THE PROBLEM
Transcribe the records below exactly, leaving out any pictures.

(Stored data)
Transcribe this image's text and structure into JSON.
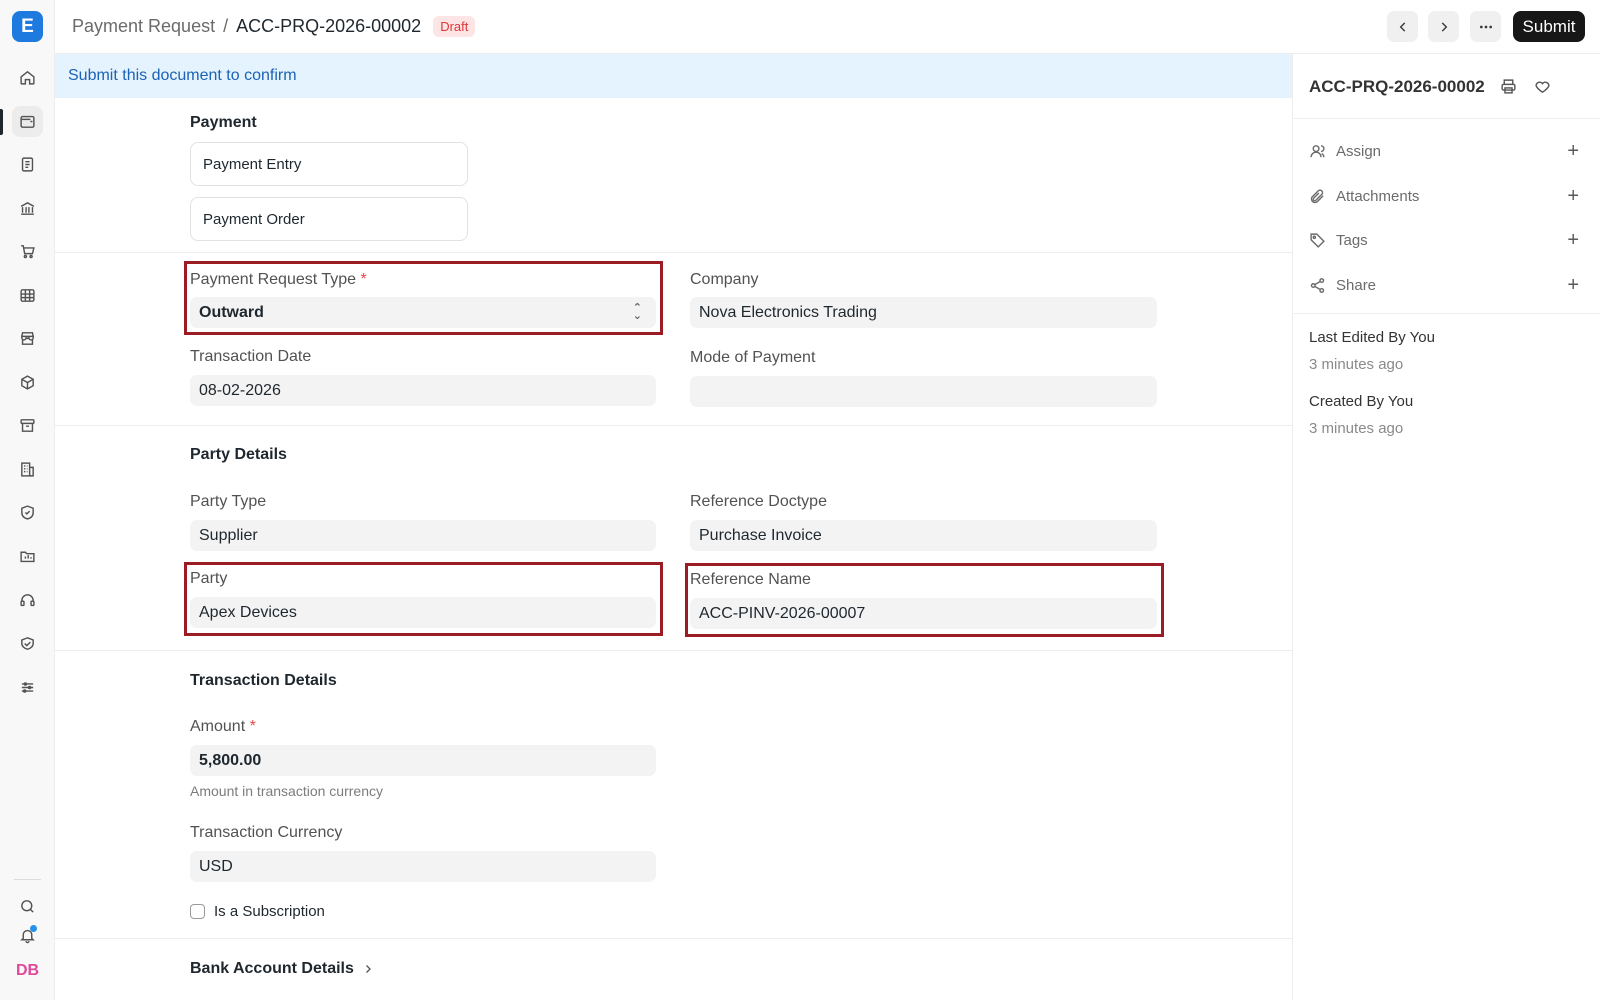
{
  "app": {
    "logo_letter": "E"
  },
  "header": {
    "breadcrumb_parent": "Payment Request",
    "breadcrumb_separator": "/",
    "doc_name": "ACC-PRQ-2026-00002",
    "status": "Draft",
    "submit_label": "Submit"
  },
  "banner": {
    "text": "Submit this document to confirm"
  },
  "payment_section": {
    "title": "Payment",
    "buttons": [
      "Payment Entry",
      "Payment Order"
    ]
  },
  "fields": {
    "payment_request_type": {
      "label": "Payment Request Type",
      "value": "Outward",
      "required": "*"
    },
    "company": {
      "label": "Company",
      "value": "Nova Electronics Trading"
    },
    "transaction_date": {
      "label": "Transaction Date",
      "value": "08-02-2026"
    },
    "mode_of_payment": {
      "label": "Mode of Payment",
      "value": ""
    }
  },
  "party_details": {
    "title": "Party Details",
    "party_type": {
      "label": "Party Type",
      "value": "Supplier"
    },
    "reference_doctype": {
      "label": "Reference Doctype",
      "value": "Purchase Invoice"
    },
    "party": {
      "label": "Party",
      "value": "Apex Devices"
    },
    "reference_name": {
      "label": "Reference Name",
      "value": "ACC-PINV-2026-00007"
    }
  },
  "transaction_details": {
    "title": "Transaction Details",
    "amount": {
      "label": "Amount",
      "value": "5,800.00",
      "required": "*",
      "help": "Amount in transaction currency"
    },
    "currency": {
      "label": "Transaction Currency",
      "value": "USD"
    },
    "subscription_label": "Is a Subscription"
  },
  "bank_section": {
    "title": "Bank Account Details"
  },
  "sidebar": {
    "doc_name": "ACC-PRQ-2026-00002",
    "actions": [
      {
        "label": "Assign",
        "icon": "user-icon"
      },
      {
        "label": "Attachments",
        "icon": "paperclip-icon"
      },
      {
        "label": "Tags",
        "icon": "tag-icon"
      },
      {
        "label": "Share",
        "icon": "share-icon"
      }
    ],
    "last_edited_label": "Last Edited By You",
    "last_edited_time": "3 minutes ago",
    "created_label": "Created By You",
    "created_time": "3 minutes ago"
  },
  "user": {
    "initials": "DB"
  },
  "colors": {
    "accent": "#1f7ae0",
    "highlight": "#9b1c22",
    "banner_bg": "#e4f3fd",
    "draft_badge": "#e03636"
  }
}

FULL OUTPUT
Transcribe this image's text and structure into JSON.
{
  "app": {
    "logo_letter": "E"
  },
  "header": {
    "breadcrumb_parent": "Payment Request",
    "breadcrumb_separator": "/",
    "doc_name": "ACC-PRQ-2026-00002",
    "status": "Draft",
    "submit_label": "Submit"
  },
  "banner": {
    "text": "Submit this document to confirm"
  },
  "payment_section": {
    "title": "Payment",
    "buttons": [
      "Payment Entry",
      "Payment Order"
    ]
  },
  "fields": {
    "payment_request_type": {
      "label": "Payment Request Type",
      "value": "Outward",
      "required": "*"
    },
    "company": {
      "label": "Company",
      "value": "Nova Electronics Trading"
    },
    "transaction_date": {
      "label": "Transaction Date",
      "value": "08-02-2026"
    },
    "mode_of_payment": {
      "label": "Mode of Payment",
      "value": ""
    }
  },
  "party_details": {
    "title": "Party Details",
    "party_type": {
      "label": "Party Type",
      "value": "Supplier"
    },
    "reference_doctype": {
      "label": "Reference Doctype",
      "value": "Purchase Invoice"
    },
    "party": {
      "label": "Party",
      "value": "Apex Devices"
    },
    "reference_name": {
      "label": "Reference Name",
      "value": "ACC-PINV-2026-00007"
    }
  },
  "transaction_details": {
    "title": "Transaction Details",
    "amount": {
      "label": "Amount",
      "value": "5,800.00",
      "required": "*",
      "help": "Amount in transaction currency"
    },
    "currency": {
      "label": "Transaction Currency",
      "value": "USD"
    },
    "subscription_label": "Is a Subscription"
  },
  "bank_section": {
    "title": "Bank Account Details"
  },
  "sidebar": {
    "doc_name": "ACC-PRQ-2026-00002",
    "actions": [
      {
        "label": "Assign",
        "icon": "user-icon"
      },
      {
        "label": "Attachments",
        "icon": "paperclip-icon"
      },
      {
        "label": "Tags",
        "icon": "tag-icon"
      },
      {
        "label": "Share",
        "icon": "share-icon"
      }
    ],
    "last_edited_label": "Last Edited By You",
    "last_edited_time": "3 minutes ago",
    "created_label": "Created By You",
    "created_time": "3 minutes ago"
  },
  "user": {
    "initials": "DB"
  },
  "colors": {
    "accent": "#1f7ae0",
    "highlight": "#9b1c22",
    "banner_bg": "#e4f3fd",
    "draft_badge": "#e03636"
  }
}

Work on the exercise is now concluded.